## Exercise
Copy every record below exactly.

## begin Items

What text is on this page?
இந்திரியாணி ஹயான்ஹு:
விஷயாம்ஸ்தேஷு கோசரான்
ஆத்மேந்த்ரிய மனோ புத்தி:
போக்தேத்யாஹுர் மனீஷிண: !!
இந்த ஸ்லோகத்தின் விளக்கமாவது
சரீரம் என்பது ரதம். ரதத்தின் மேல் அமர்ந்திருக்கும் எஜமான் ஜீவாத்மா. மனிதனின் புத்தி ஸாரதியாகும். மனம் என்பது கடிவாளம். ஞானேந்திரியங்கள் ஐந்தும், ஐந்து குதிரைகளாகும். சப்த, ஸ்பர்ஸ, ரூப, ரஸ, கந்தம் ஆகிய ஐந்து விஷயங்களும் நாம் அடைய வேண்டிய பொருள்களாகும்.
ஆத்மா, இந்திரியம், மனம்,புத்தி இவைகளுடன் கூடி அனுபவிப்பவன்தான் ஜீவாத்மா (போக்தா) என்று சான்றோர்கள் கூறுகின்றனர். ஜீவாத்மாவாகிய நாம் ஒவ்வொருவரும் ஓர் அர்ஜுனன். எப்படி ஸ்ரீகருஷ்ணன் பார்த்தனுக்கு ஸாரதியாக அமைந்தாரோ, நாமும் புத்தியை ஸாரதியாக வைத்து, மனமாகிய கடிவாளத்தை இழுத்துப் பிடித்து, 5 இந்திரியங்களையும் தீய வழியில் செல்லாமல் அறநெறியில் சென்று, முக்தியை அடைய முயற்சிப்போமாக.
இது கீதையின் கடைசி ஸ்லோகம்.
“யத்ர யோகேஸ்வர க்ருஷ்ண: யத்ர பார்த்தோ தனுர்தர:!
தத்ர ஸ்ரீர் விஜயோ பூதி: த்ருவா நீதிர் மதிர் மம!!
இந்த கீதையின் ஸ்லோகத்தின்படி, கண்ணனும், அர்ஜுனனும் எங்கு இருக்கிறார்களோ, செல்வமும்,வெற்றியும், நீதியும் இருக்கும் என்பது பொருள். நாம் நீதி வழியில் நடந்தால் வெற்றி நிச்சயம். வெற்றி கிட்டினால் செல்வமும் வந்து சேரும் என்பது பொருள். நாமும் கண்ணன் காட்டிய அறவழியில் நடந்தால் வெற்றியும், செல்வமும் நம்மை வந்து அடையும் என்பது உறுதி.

## end Items

## Response to the exercise
What text is on this page?
இந்திரியாணி ஹயான்ஹு:
விஷயாம்ஸ்தேஷு கோசரான்
ஆத்மேந்த்ரிய மனோ புத்தி:
போக்தேத்யாஹுர் மனீஷிண: !!
இந்த ஸ்லோகத்தின் விளக்கமாவது
சரீரம் என்பது ரதம். ரதத்தின் மேல் அமர்ந்திருக்கும் எஜமான் ஜீவாத்மா. மனிதனின் புத்தி ஸாரதியாகும். மனம் என்பது கடிவாளம். ஞானேந்திரியங்கள் ஐந்தும், ஐந்து குதிரைகளாகும். சப்த, ஸ்பர்ஸ, ரூப, ரஸ, கந்தம் ஆகிய ஐந்து விஷயங்களும் நாம் அடைய வேண்டிய பொருள்களாகும்.
ஆத்மா, இந்திரியம், மனம்,புத்தி இவைகளுடன் கூடி அனுபவிப்பவன்தான் ஜீவாத்மா (போக்தா) என்று சான்றோர்கள் கூறுகின்றனர். ஜீவாத்மாவாகிய நாம் ஒவ்வொருவரும் ஓர் அர்ஜுனன். எப்படி ஸ்ரீகருஷ்ணன் பார்த்தனுக்கு ஸாரதியாக அமைந்தாரோ, நாமும் புத்தியை ஸாரதியாக வைத்து, மனமாகிய கடிவாளத்தை இழுத்துப் பிடித்து, 5 இந்திரியங்களையும் தீய வழியில் செல்லாமல் அறநெறியில் சென்று, முக்தியை அடைய முயற்சிப்போமாக.
இது கீதையின் கடைசி ஸ்லோகம்.
“யத்ர யோகேஸ்வர க்ருஷ்ண: யத்ர பார்த்தோ தனுர்தர:!
தத்ர ஸ்ரீர் விஜயோ பூதி: த்ருவா நீதிர் மதிர் மம!!
இந்த கீதையின் ஸ்லோகத்தின்படி, கண்ணனும், அர்ஜுனனும் எங்கு இருக்கிறார்களோ, செல்வமும்,வெற்றியும், நீதியும் இருக்கும் என்பது பொருள். நாம் நீதி வழியில் நடந்தால் வெற்றி நிச்சயம். வெற்றி கிட்டினால் செல்வமும் வந்து சேரும் என்பது பொருள். நாமும் கண்ணன் காட்டிய அறவழியில் நடந்தால் வெற்றியும், செல்வமும் நம்மை வந்து அடையும் என்பது உறுதி.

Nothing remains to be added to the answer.